Job: Reproduce every record below exactly as written, but leave out any pictures.

Records supplied:
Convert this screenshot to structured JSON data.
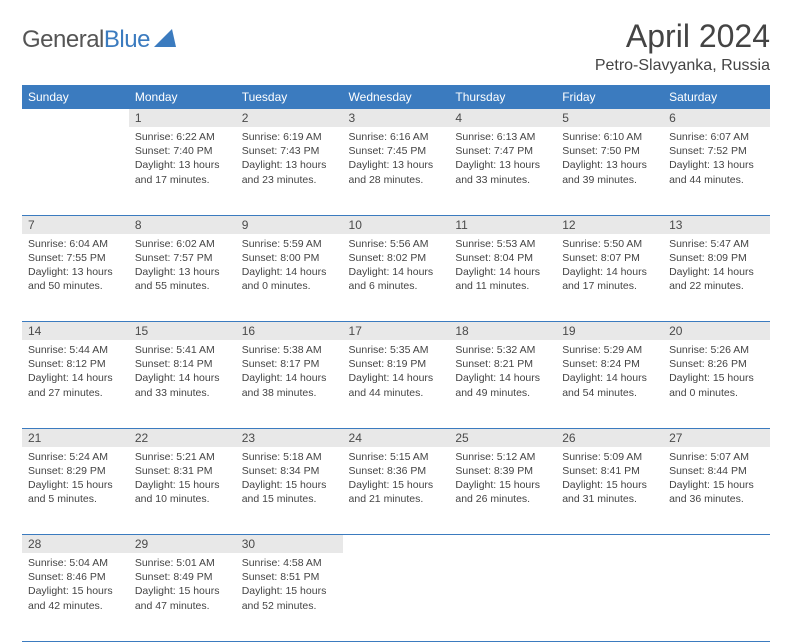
{
  "logo": {
    "part1": "General",
    "part2": "Blue"
  },
  "title": "April 2024",
  "location": "Petro-Slavyanka, Russia",
  "weekdays": [
    "Sunday",
    "Monday",
    "Tuesday",
    "Wednesday",
    "Thursday",
    "Friday",
    "Saturday"
  ],
  "header_bg": "#3b7bbf",
  "daynum_bg": "#e8e8e8",
  "divider_color": "#3b7bbf",
  "weeks": [
    [
      null,
      {
        "n": "1",
        "sr": "6:22 AM",
        "ss": "7:40 PM",
        "dl": "13 hours and 17 minutes."
      },
      {
        "n": "2",
        "sr": "6:19 AM",
        "ss": "7:43 PM",
        "dl": "13 hours and 23 minutes."
      },
      {
        "n": "3",
        "sr": "6:16 AM",
        "ss": "7:45 PM",
        "dl": "13 hours and 28 minutes."
      },
      {
        "n": "4",
        "sr": "6:13 AM",
        "ss": "7:47 PM",
        "dl": "13 hours and 33 minutes."
      },
      {
        "n": "5",
        "sr": "6:10 AM",
        "ss": "7:50 PM",
        "dl": "13 hours and 39 minutes."
      },
      {
        "n": "6",
        "sr": "6:07 AM",
        "ss": "7:52 PM",
        "dl": "13 hours and 44 minutes."
      }
    ],
    [
      {
        "n": "7",
        "sr": "6:04 AM",
        "ss": "7:55 PM",
        "dl": "13 hours and 50 minutes."
      },
      {
        "n": "8",
        "sr": "6:02 AM",
        "ss": "7:57 PM",
        "dl": "13 hours and 55 minutes."
      },
      {
        "n": "9",
        "sr": "5:59 AM",
        "ss": "8:00 PM",
        "dl": "14 hours and 0 minutes."
      },
      {
        "n": "10",
        "sr": "5:56 AM",
        "ss": "8:02 PM",
        "dl": "14 hours and 6 minutes."
      },
      {
        "n": "11",
        "sr": "5:53 AM",
        "ss": "8:04 PM",
        "dl": "14 hours and 11 minutes."
      },
      {
        "n": "12",
        "sr": "5:50 AM",
        "ss": "8:07 PM",
        "dl": "14 hours and 17 minutes."
      },
      {
        "n": "13",
        "sr": "5:47 AM",
        "ss": "8:09 PM",
        "dl": "14 hours and 22 minutes."
      }
    ],
    [
      {
        "n": "14",
        "sr": "5:44 AM",
        "ss": "8:12 PM",
        "dl": "14 hours and 27 minutes."
      },
      {
        "n": "15",
        "sr": "5:41 AM",
        "ss": "8:14 PM",
        "dl": "14 hours and 33 minutes."
      },
      {
        "n": "16",
        "sr": "5:38 AM",
        "ss": "8:17 PM",
        "dl": "14 hours and 38 minutes."
      },
      {
        "n": "17",
        "sr": "5:35 AM",
        "ss": "8:19 PM",
        "dl": "14 hours and 44 minutes."
      },
      {
        "n": "18",
        "sr": "5:32 AM",
        "ss": "8:21 PM",
        "dl": "14 hours and 49 minutes."
      },
      {
        "n": "19",
        "sr": "5:29 AM",
        "ss": "8:24 PM",
        "dl": "14 hours and 54 minutes."
      },
      {
        "n": "20",
        "sr": "5:26 AM",
        "ss": "8:26 PM",
        "dl": "15 hours and 0 minutes."
      }
    ],
    [
      {
        "n": "21",
        "sr": "5:24 AM",
        "ss": "8:29 PM",
        "dl": "15 hours and 5 minutes."
      },
      {
        "n": "22",
        "sr": "5:21 AM",
        "ss": "8:31 PM",
        "dl": "15 hours and 10 minutes."
      },
      {
        "n": "23",
        "sr": "5:18 AM",
        "ss": "8:34 PM",
        "dl": "15 hours and 15 minutes."
      },
      {
        "n": "24",
        "sr": "5:15 AM",
        "ss": "8:36 PM",
        "dl": "15 hours and 21 minutes."
      },
      {
        "n": "25",
        "sr": "5:12 AM",
        "ss": "8:39 PM",
        "dl": "15 hours and 26 minutes."
      },
      {
        "n": "26",
        "sr": "5:09 AM",
        "ss": "8:41 PM",
        "dl": "15 hours and 31 minutes."
      },
      {
        "n": "27",
        "sr": "5:07 AM",
        "ss": "8:44 PM",
        "dl": "15 hours and 36 minutes."
      }
    ],
    [
      {
        "n": "28",
        "sr": "5:04 AM",
        "ss": "8:46 PM",
        "dl": "15 hours and 42 minutes."
      },
      {
        "n": "29",
        "sr": "5:01 AM",
        "ss": "8:49 PM",
        "dl": "15 hours and 47 minutes."
      },
      {
        "n": "30",
        "sr": "4:58 AM",
        "ss": "8:51 PM",
        "dl": "15 hours and 52 minutes."
      },
      null,
      null,
      null,
      null
    ]
  ],
  "labels": {
    "sunrise": "Sunrise:",
    "sunset": "Sunset:",
    "daylight": "Daylight:"
  }
}
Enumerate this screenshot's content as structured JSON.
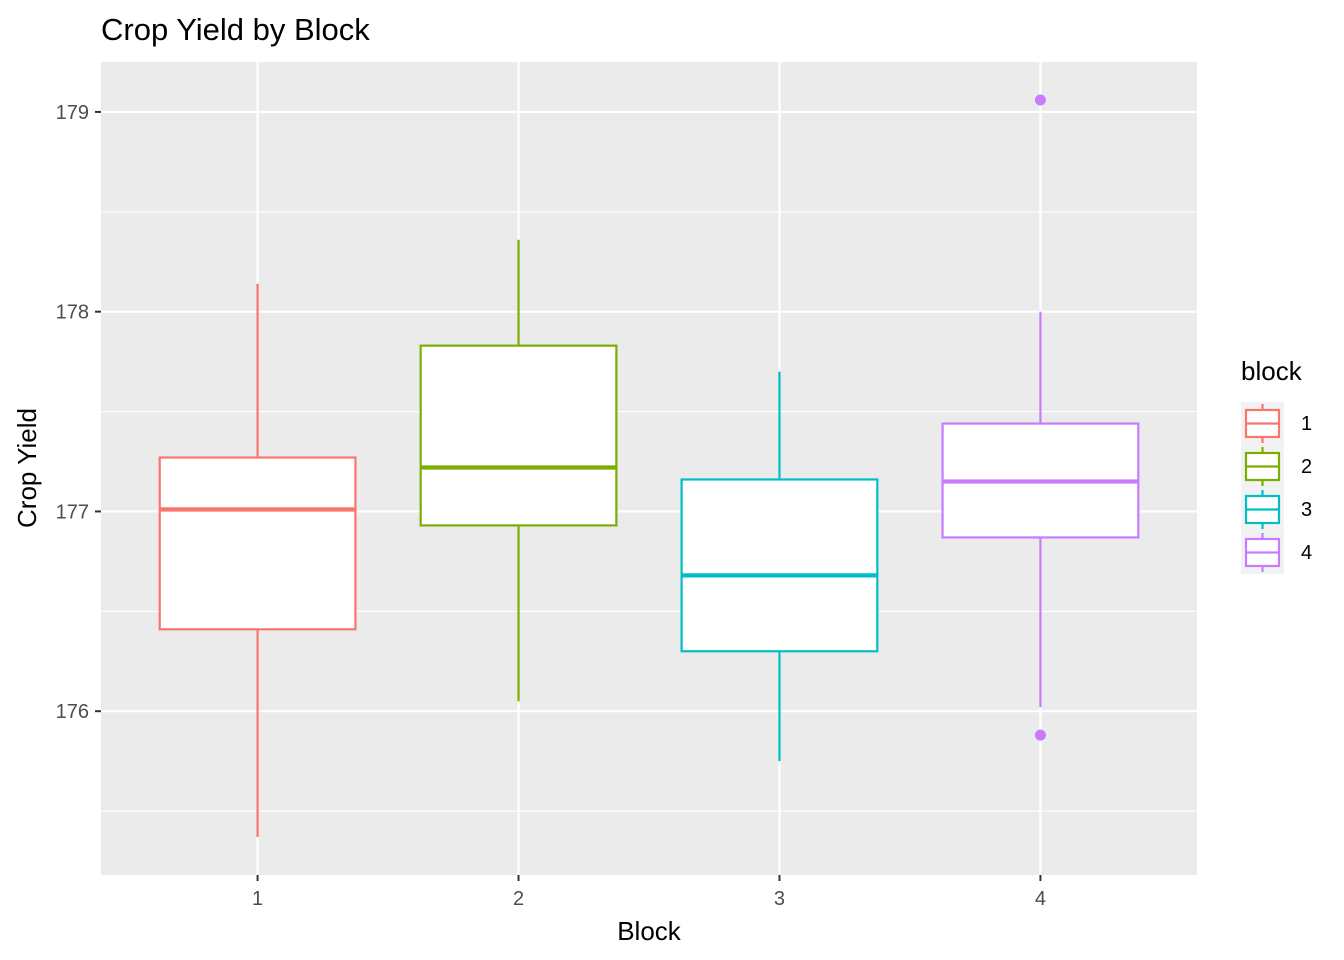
{
  "chart_data": {
    "type": "boxplot",
    "title": "Crop Yield by Block",
    "xlabel": "Block",
    "ylabel": "Crop Yield",
    "categories": [
      "1",
      "2",
      "3",
      "4"
    ],
    "ylim": [
      175.18,
      179.25
    ],
    "yticks": [
      176,
      177,
      178,
      179
    ],
    "y_minor_ticks": [
      175.5,
      176.5,
      177.5,
      178.5
    ],
    "grid": true,
    "legend": {
      "title": "block",
      "position": "right",
      "entries": [
        "1",
        "2",
        "3",
        "4"
      ]
    },
    "series": [
      {
        "category": "1",
        "color": "#F8766D",
        "whisker_low": 175.37,
        "q1": 176.41,
        "median": 177.01,
        "q3": 177.27,
        "whisker_high": 178.14,
        "outliers": []
      },
      {
        "category": "2",
        "color": "#7CAE00",
        "whisker_low": 176.05,
        "q1": 176.93,
        "median": 177.22,
        "q3": 177.83,
        "whisker_high": 178.36,
        "outliers": []
      },
      {
        "category": "3",
        "color": "#00BFC4",
        "whisker_low": 175.75,
        "q1": 176.3,
        "median": 176.68,
        "q3": 177.16,
        "whisker_high": 177.7,
        "outliers": []
      },
      {
        "category": "4",
        "color": "#C77CFF",
        "whisker_low": 176.02,
        "q1": 176.87,
        "median": 177.15,
        "q3": 177.44,
        "whisker_high": 178.0,
        "outliers": [
          175.88,
          179.06
        ]
      }
    ]
  }
}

Answer to this task:
Convert this screenshot to structured JSON data.
{
  "logo": {
    "part1": "General",
    "part2": "Blue"
  },
  "title": "April 2024",
  "location": "Petro-Slavyanka, Russia",
  "weekdays": [
    "Sunday",
    "Monday",
    "Tuesday",
    "Wednesday",
    "Thursday",
    "Friday",
    "Saturday"
  ],
  "header_bg": "#3b7bbf",
  "daynum_bg": "#e8e8e8",
  "divider_color": "#3b7bbf",
  "weeks": [
    [
      null,
      {
        "n": "1",
        "sr": "6:22 AM",
        "ss": "7:40 PM",
        "dl": "13 hours and 17 minutes."
      },
      {
        "n": "2",
        "sr": "6:19 AM",
        "ss": "7:43 PM",
        "dl": "13 hours and 23 minutes."
      },
      {
        "n": "3",
        "sr": "6:16 AM",
        "ss": "7:45 PM",
        "dl": "13 hours and 28 minutes."
      },
      {
        "n": "4",
        "sr": "6:13 AM",
        "ss": "7:47 PM",
        "dl": "13 hours and 33 minutes."
      },
      {
        "n": "5",
        "sr": "6:10 AM",
        "ss": "7:50 PM",
        "dl": "13 hours and 39 minutes."
      },
      {
        "n": "6",
        "sr": "6:07 AM",
        "ss": "7:52 PM",
        "dl": "13 hours and 44 minutes."
      }
    ],
    [
      {
        "n": "7",
        "sr": "6:04 AM",
        "ss": "7:55 PM",
        "dl": "13 hours and 50 minutes."
      },
      {
        "n": "8",
        "sr": "6:02 AM",
        "ss": "7:57 PM",
        "dl": "13 hours and 55 minutes."
      },
      {
        "n": "9",
        "sr": "5:59 AM",
        "ss": "8:00 PM",
        "dl": "14 hours and 0 minutes."
      },
      {
        "n": "10",
        "sr": "5:56 AM",
        "ss": "8:02 PM",
        "dl": "14 hours and 6 minutes."
      },
      {
        "n": "11",
        "sr": "5:53 AM",
        "ss": "8:04 PM",
        "dl": "14 hours and 11 minutes."
      },
      {
        "n": "12",
        "sr": "5:50 AM",
        "ss": "8:07 PM",
        "dl": "14 hours and 17 minutes."
      },
      {
        "n": "13",
        "sr": "5:47 AM",
        "ss": "8:09 PM",
        "dl": "14 hours and 22 minutes."
      }
    ],
    [
      {
        "n": "14",
        "sr": "5:44 AM",
        "ss": "8:12 PM",
        "dl": "14 hours and 27 minutes."
      },
      {
        "n": "15",
        "sr": "5:41 AM",
        "ss": "8:14 PM",
        "dl": "14 hours and 33 minutes."
      },
      {
        "n": "16",
        "sr": "5:38 AM",
        "ss": "8:17 PM",
        "dl": "14 hours and 38 minutes."
      },
      {
        "n": "17",
        "sr": "5:35 AM",
        "ss": "8:19 PM",
        "dl": "14 hours and 44 minutes."
      },
      {
        "n": "18",
        "sr": "5:32 AM",
        "ss": "8:21 PM",
        "dl": "14 hours and 49 minutes."
      },
      {
        "n": "19",
        "sr": "5:29 AM",
        "ss": "8:24 PM",
        "dl": "14 hours and 54 minutes."
      },
      {
        "n": "20",
        "sr": "5:26 AM",
        "ss": "8:26 PM",
        "dl": "15 hours and 0 minutes."
      }
    ],
    [
      {
        "n": "21",
        "sr": "5:24 AM",
        "ss": "8:29 PM",
        "dl": "15 hours and 5 minutes."
      },
      {
        "n": "22",
        "sr": "5:21 AM",
        "ss": "8:31 PM",
        "dl": "15 hours and 10 minutes."
      },
      {
        "n": "23",
        "sr": "5:18 AM",
        "ss": "8:34 PM",
        "dl": "15 hours and 15 minutes."
      },
      {
        "n": "24",
        "sr": "5:15 AM",
        "ss": "8:36 PM",
        "dl": "15 hours and 21 minutes."
      },
      {
        "n": "25",
        "sr": "5:12 AM",
        "ss": "8:39 PM",
        "dl": "15 hours and 26 minutes."
      },
      {
        "n": "26",
        "sr": "5:09 AM",
        "ss": "8:41 PM",
        "dl": "15 hours and 31 minutes."
      },
      {
        "n": "27",
        "sr": "5:07 AM",
        "ss": "8:44 PM",
        "dl": "15 hours and 36 minutes."
      }
    ],
    [
      {
        "n": "28",
        "sr": "5:04 AM",
        "ss": "8:46 PM",
        "dl": "15 hours and 42 minutes."
      },
      {
        "n": "29",
        "sr": "5:01 AM",
        "ss": "8:49 PM",
        "dl": "15 hours and 47 minutes."
      },
      {
        "n": "30",
        "sr": "4:58 AM",
        "ss": "8:51 PM",
        "dl": "15 hours and 52 minutes."
      },
      null,
      null,
      null,
      null
    ]
  ],
  "labels": {
    "sunrise": "Sunrise:",
    "sunset": "Sunset:",
    "daylight": "Daylight:"
  }
}
Enumerate this screenshot's content as structured JSON.
{
  "chart_data": {
    "type": "boxplot",
    "title": "Crop Yield by Block",
    "xlabel": "Block",
    "ylabel": "Crop Yield",
    "categories": [
      "1",
      "2",
      "3",
      "4"
    ],
    "ylim": [
      175.18,
      179.25
    ],
    "yticks": [
      176,
      177,
      178,
      179
    ],
    "y_minor_ticks": [
      175.5,
      176.5,
      177.5,
      178.5
    ],
    "grid": true,
    "legend": {
      "title": "block",
      "position": "right",
      "entries": [
        "1",
        "2",
        "3",
        "4"
      ]
    },
    "series": [
      {
        "category": "1",
        "color": "#F8766D",
        "whisker_low": 175.37,
        "q1": 176.41,
        "median": 177.01,
        "q3": 177.27,
        "whisker_high": 178.14,
        "outliers": []
      },
      {
        "category": "2",
        "color": "#7CAE00",
        "whisker_low": 176.05,
        "q1": 176.93,
        "median": 177.22,
        "q3": 177.83,
        "whisker_high": 178.36,
        "outliers": []
      },
      {
        "category": "3",
        "color": "#00BFC4",
        "whisker_low": 175.75,
        "q1": 176.3,
        "median": 176.68,
        "q3": 177.16,
        "whisker_high": 177.7,
        "outliers": []
      },
      {
        "category": "4",
        "color": "#C77CFF",
        "whisker_low": 176.02,
        "q1": 176.87,
        "median": 177.15,
        "q3": 177.44,
        "whisker_high": 178.0,
        "outliers": [
          175.88,
          179.06
        ]
      }
    ]
  }
}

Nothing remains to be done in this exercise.